EXERCISE GOAL: Write out every entry exactly as given, but omit the pictures.

Dataset listings of figures

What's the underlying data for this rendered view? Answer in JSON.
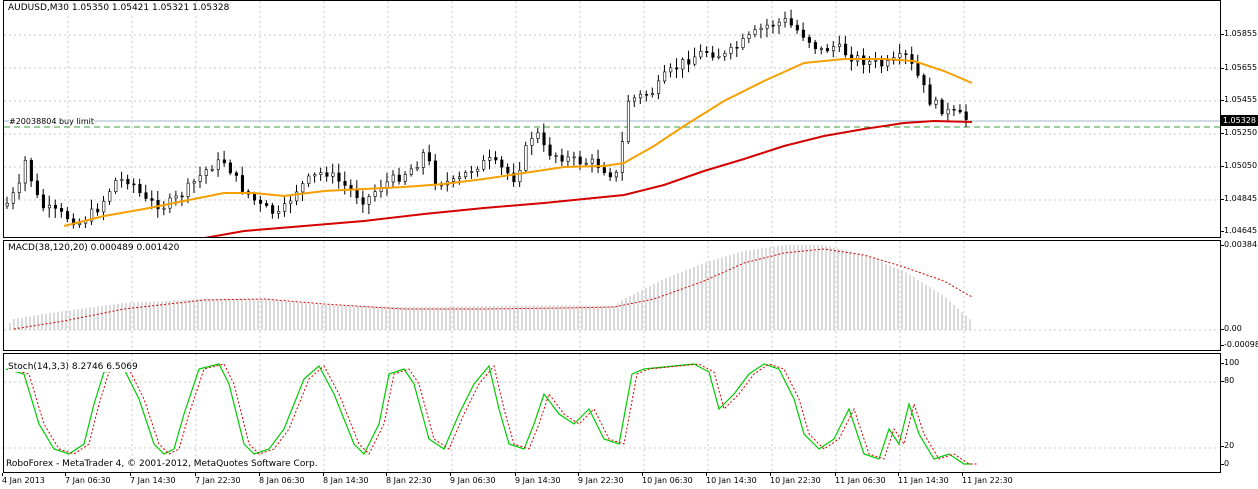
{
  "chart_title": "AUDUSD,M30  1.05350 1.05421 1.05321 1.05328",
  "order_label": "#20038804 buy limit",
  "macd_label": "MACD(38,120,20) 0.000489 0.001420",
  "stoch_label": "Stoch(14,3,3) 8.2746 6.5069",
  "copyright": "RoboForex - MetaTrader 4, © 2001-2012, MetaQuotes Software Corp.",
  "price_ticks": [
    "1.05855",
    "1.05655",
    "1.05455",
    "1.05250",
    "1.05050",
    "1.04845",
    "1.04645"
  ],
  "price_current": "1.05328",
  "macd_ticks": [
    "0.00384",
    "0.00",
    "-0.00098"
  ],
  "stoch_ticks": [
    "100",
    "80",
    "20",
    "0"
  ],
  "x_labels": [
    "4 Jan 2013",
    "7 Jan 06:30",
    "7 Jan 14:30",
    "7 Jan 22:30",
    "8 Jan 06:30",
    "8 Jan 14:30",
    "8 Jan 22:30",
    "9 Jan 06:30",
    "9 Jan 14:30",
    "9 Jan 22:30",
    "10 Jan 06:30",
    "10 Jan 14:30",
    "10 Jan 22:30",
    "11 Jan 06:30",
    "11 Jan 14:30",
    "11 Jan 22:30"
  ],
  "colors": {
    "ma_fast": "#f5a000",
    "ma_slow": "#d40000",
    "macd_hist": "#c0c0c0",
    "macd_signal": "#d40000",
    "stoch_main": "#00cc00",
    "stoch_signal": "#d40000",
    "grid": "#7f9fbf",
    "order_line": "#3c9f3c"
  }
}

WRITTEN SOLUTION:
What's the underlying data for this rendered view? Answer in JSON.
{
  "chart_title": "AUDUSD,M30  1.05350 1.05421 1.05321 1.05328",
  "order_label": "#20038804 buy limit",
  "macd_label": "MACD(38,120,20) 0.000489 0.001420",
  "stoch_label": "Stoch(14,3,3) 8.2746 6.5069",
  "copyright": "RoboForex - MetaTrader 4, © 2001-2012, MetaQuotes Software Corp.",
  "price_ticks": [
    "1.05855",
    "1.05655",
    "1.05455",
    "1.05250",
    "1.05050",
    "1.04845",
    "1.04645"
  ],
  "price_current": "1.05328",
  "macd_ticks": [
    "0.00384",
    "0.00",
    "-0.00098"
  ],
  "stoch_ticks": [
    "100",
    "80",
    "20",
    "0"
  ],
  "x_labels": [
    "4 Jan 2013",
    "7 Jan 06:30",
    "7 Jan 14:30",
    "7 Jan 22:30",
    "8 Jan 06:30",
    "8 Jan 14:30",
    "8 Jan 22:30",
    "9 Jan 06:30",
    "9 Jan 14:30",
    "9 Jan 22:30",
    "10 Jan 06:30",
    "10 Jan 14:30",
    "10 Jan 22:30",
    "11 Jan 06:30",
    "11 Jan 14:30",
    "11 Jan 22:30"
  ],
  "colors": {
    "ma_fast": "#f5a000",
    "ma_slow": "#d40000",
    "macd_hist": "#c0c0c0",
    "macd_signal": "#d40000",
    "stoch_main": "#00cc00",
    "stoch_signal": "#d40000",
    "grid": "#7f9fbf",
    "order_line": "#3c9f3c"
  }
}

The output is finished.